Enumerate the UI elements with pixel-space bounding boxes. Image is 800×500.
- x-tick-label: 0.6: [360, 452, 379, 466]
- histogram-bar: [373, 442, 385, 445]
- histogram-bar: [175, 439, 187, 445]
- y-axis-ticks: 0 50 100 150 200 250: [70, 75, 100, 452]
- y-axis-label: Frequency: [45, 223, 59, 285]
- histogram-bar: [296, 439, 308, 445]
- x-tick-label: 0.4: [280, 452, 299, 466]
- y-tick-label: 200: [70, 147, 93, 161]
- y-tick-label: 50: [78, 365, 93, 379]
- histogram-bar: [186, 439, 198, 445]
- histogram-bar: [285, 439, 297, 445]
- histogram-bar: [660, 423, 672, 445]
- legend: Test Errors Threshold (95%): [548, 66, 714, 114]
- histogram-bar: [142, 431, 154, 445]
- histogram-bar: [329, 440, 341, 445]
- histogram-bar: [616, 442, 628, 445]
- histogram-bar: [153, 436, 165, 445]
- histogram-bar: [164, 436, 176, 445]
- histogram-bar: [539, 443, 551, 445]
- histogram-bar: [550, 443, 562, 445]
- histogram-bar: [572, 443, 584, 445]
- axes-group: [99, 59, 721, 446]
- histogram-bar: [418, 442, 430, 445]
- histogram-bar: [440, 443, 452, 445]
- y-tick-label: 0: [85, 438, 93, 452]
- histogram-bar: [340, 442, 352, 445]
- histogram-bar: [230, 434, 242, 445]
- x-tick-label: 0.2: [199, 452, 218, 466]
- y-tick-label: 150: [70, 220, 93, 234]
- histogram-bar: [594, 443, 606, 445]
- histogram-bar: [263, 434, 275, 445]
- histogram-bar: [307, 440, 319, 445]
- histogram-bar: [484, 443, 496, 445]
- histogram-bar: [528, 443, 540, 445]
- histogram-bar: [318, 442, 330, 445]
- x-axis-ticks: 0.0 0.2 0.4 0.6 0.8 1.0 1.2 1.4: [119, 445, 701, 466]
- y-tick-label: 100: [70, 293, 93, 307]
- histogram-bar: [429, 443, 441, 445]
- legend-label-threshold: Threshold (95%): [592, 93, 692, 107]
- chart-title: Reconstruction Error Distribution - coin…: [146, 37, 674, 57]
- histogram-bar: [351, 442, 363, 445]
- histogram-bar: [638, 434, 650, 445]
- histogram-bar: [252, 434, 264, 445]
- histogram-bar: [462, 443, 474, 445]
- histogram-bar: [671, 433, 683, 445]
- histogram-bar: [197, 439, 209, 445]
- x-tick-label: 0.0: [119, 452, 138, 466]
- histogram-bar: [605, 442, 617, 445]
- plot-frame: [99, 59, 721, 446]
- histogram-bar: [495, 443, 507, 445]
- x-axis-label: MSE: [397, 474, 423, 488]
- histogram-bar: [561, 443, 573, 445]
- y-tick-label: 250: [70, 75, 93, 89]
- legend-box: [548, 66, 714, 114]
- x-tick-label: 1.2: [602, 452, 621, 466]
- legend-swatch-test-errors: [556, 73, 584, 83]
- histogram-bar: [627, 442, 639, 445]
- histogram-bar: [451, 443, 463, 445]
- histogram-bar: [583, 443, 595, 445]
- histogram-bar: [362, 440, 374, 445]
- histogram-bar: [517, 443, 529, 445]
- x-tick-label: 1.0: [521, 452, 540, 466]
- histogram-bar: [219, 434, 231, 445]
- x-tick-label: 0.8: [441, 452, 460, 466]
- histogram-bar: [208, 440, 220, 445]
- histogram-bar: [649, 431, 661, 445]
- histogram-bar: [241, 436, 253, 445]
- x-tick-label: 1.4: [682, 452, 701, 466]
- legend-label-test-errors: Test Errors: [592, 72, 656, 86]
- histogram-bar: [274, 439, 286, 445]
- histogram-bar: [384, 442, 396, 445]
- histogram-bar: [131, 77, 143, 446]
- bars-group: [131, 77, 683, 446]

● Given instruction
Copy out every line above with no changes.

● Expected answer
Enumerate the UI elements with pixel-space bounding boxes. Image is 800×500.
- x-tick-label: 0.6: [360, 452, 379, 466]
- histogram-bar: [373, 442, 385, 445]
- histogram-bar: [175, 439, 187, 445]
- y-axis-ticks: 0 50 100 150 200 250: [70, 75, 100, 452]
- y-axis-label: Frequency: [45, 223, 59, 285]
- histogram-bar: [296, 439, 308, 445]
- x-tick-label: 0.4: [280, 452, 299, 466]
- y-tick-label: 200: [70, 147, 93, 161]
- y-tick-label: 50: [78, 365, 93, 379]
- histogram-bar: [186, 439, 198, 445]
- histogram-bar: [285, 439, 297, 445]
- histogram-bar: [660, 423, 672, 445]
- legend: Test Errors Threshold (95%): [548, 66, 714, 114]
- histogram-bar: [142, 431, 154, 445]
- histogram-bar: [329, 440, 341, 445]
- histogram-bar: [616, 442, 628, 445]
- histogram-bar: [153, 436, 165, 445]
- histogram-bar: [164, 436, 176, 445]
- histogram-bar: [539, 443, 551, 445]
- histogram-bar: [550, 443, 562, 445]
- histogram-bar: [572, 443, 584, 445]
- axes-group: [99, 59, 721, 446]
- histogram-bar: [418, 442, 430, 445]
- histogram-bar: [440, 443, 452, 445]
- y-tick-label: 0: [85, 438, 93, 452]
- histogram-bar: [340, 442, 352, 445]
- histogram-bar: [230, 434, 242, 445]
- x-tick-label: 0.2: [199, 452, 218, 466]
- y-tick-label: 150: [70, 220, 93, 234]
- histogram-bar: [594, 443, 606, 445]
- histogram-bar: [263, 434, 275, 445]
- histogram-bar: [307, 440, 319, 445]
- histogram-bar: [484, 443, 496, 445]
- histogram-bar: [528, 443, 540, 445]
- histogram-bar: [318, 442, 330, 445]
- x-axis-ticks: 0.0 0.2 0.4 0.6 0.8 1.0 1.2 1.4: [119, 445, 701, 466]
- y-tick-label: 100: [70, 293, 93, 307]
- histogram-bar: [429, 443, 441, 445]
- legend-label-threshold: Threshold (95%): [592, 93, 692, 107]
- chart-title: Reconstruction Error Distribution - coin…: [146, 37, 674, 57]
- histogram-bar: [351, 442, 363, 445]
- histogram-bar: [638, 434, 650, 445]
- histogram-bar: [252, 434, 264, 445]
- histogram-bar: [462, 443, 474, 445]
- histogram-bar: [671, 433, 683, 445]
- histogram-bar: [197, 439, 209, 445]
- x-tick-label: 0.0: [119, 452, 138, 466]
- histogram-bar: [605, 442, 617, 445]
- plot-frame: [99, 59, 721, 446]
- histogram-bar: [495, 443, 507, 445]
- x-axis-label: MSE: [397, 474, 423, 488]
- histogram-bar: [561, 443, 573, 445]
- y-tick-label: 250: [70, 75, 93, 89]
- legend-box: [548, 66, 714, 114]
- x-tick-label: 1.2: [602, 452, 621, 466]
- legend-swatch-test-errors: [556, 73, 584, 83]
- histogram-bar: [627, 442, 639, 445]
- histogram-bar: [451, 443, 463, 445]
- histogram-bar: [583, 443, 595, 445]
- histogram-bar: [362, 440, 374, 445]
- histogram-bar: [517, 443, 529, 445]
- x-tick-label: 1.0: [521, 452, 540, 466]
- histogram-bar: [219, 434, 231, 445]
- x-tick-label: 0.8: [441, 452, 460, 466]
- histogram-bar: [208, 440, 220, 445]
- histogram-bar: [649, 431, 661, 445]
- histogram-bar: [241, 436, 253, 445]
- x-tick-label: 1.4: [682, 452, 701, 466]
- legend-label-test-errors: Test Errors: [592, 72, 656, 86]
- histogram-bar: [274, 439, 286, 445]
- histogram-bar: [384, 442, 396, 445]
- histogram-bar: [131, 77, 143, 446]
- bars-group: [131, 77, 683, 446]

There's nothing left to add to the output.